## Exercise
Reproduce the records that follow in full, excluding any picture they contain.

## Data section
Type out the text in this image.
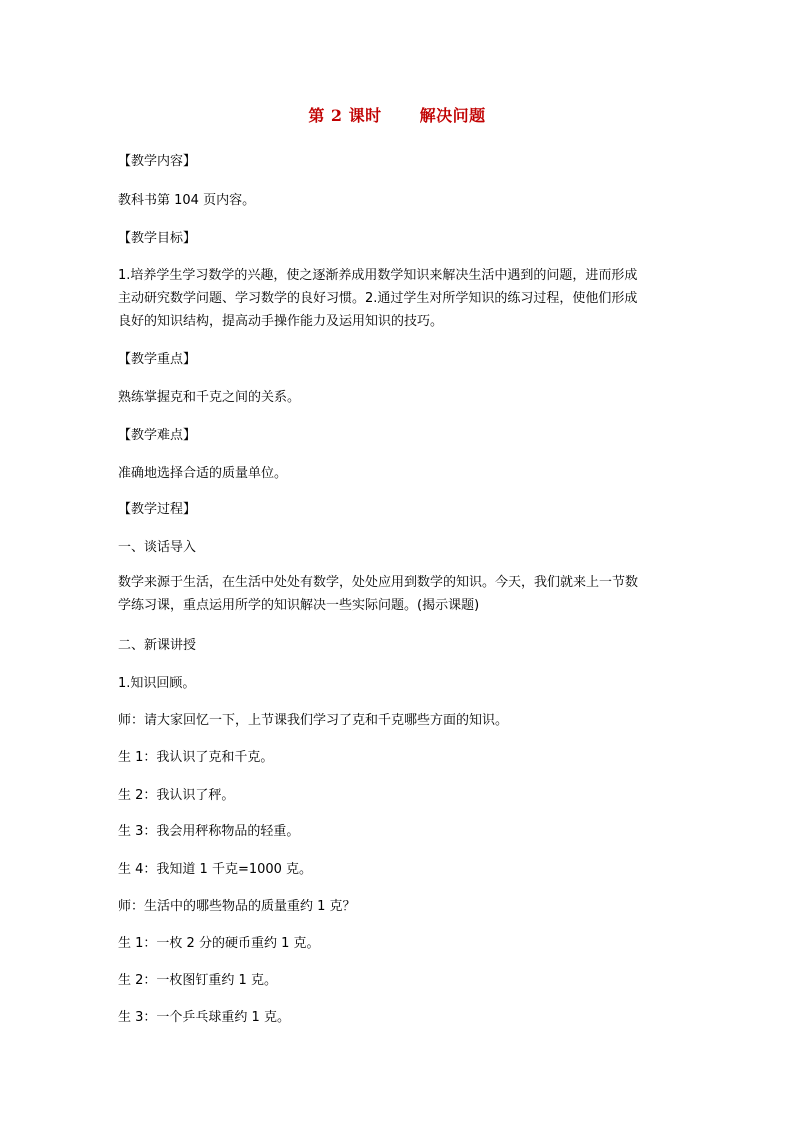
第 2 课时 解决问题
【教学内容】
教科书第 104 页内容。
【教学目标】
1.培养学生学习数学的兴趣，使之逐渐养成用数学知识来解决生活中遇到的问题，进而形成
主动研究数学问题、学习数学的良好习惯。2.通过学生对所学知识的练习过程，使他们形成
良好的知识结构，提高动手操作能力及运用知识的技巧。
【教学重点】
熟练掌握克和千克之间的关系。
【教学难点】
准确地选择合适的质量单位。
【教学过程】
一、谈话导入
数学来源于生活，在生活中处处有数学，处处应用到数学的知识。今天，我们就来上一节数
学练习课，重点运用所学的知识解决一些实际问题。(揭示课题)
二、新课讲授
1.知识回顾。
师：请大家回忆一下，上节课我们学习了克和千克哪些方面的知识。
生 1：我认识了克和千克。
生 2：我认识了秤。
生 3：我会用秤称物品的轻重。
生 4：我知道 1 千克=1000 克。
师：生活中的哪些物品的质量重约 1 克？
生 1：一枚 2 分的硬币重约 1 克。
生 2：一枚图钉重约 1 克。
生 3：一个乒乓球重约 1 克。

## Complete response
Type out the text in this image.
第 2 课时 解决问题
【教学内容】
教科书第 104 页内容。
【教学目标】
1.培养学生学习数学的兴趣，使之逐渐养成用数学知识来解决生活中遇到的问题，进而形成
主动研究数学问题、学习数学的良好习惯。2.通过学生对所学知识的练习过程，使他们形成
良好的知识结构，提高动手操作能力及运用知识的技巧。
【教学重点】
熟练掌握克和千克之间的关系。
【教学难点】
准确地选择合适的质量单位。
【教学过程】
一、谈话导入
数学来源于生活，在生活中处处有数学，处处应用到数学的知识。今天，我们就来上一节数
学练习课，重点运用所学的知识解决一些实际问题。(揭示课题)
二、新课讲授
1.知识回顾。
师：请大家回忆一下，上节课我们学习了克和千克哪些方面的知识。
生 1：我认识了克和千克。
生 2：我认识了秤。
生 3：我会用秤称物品的轻重。
生 4：我知道 1 千克=1000 克。
师：生活中的哪些物品的质量重约 1 克？
生 1：一枚 2 分的硬币重约 1 克。
生 2：一枚图钉重约 1 克。
生 3：一个乒乓球重约 1 克。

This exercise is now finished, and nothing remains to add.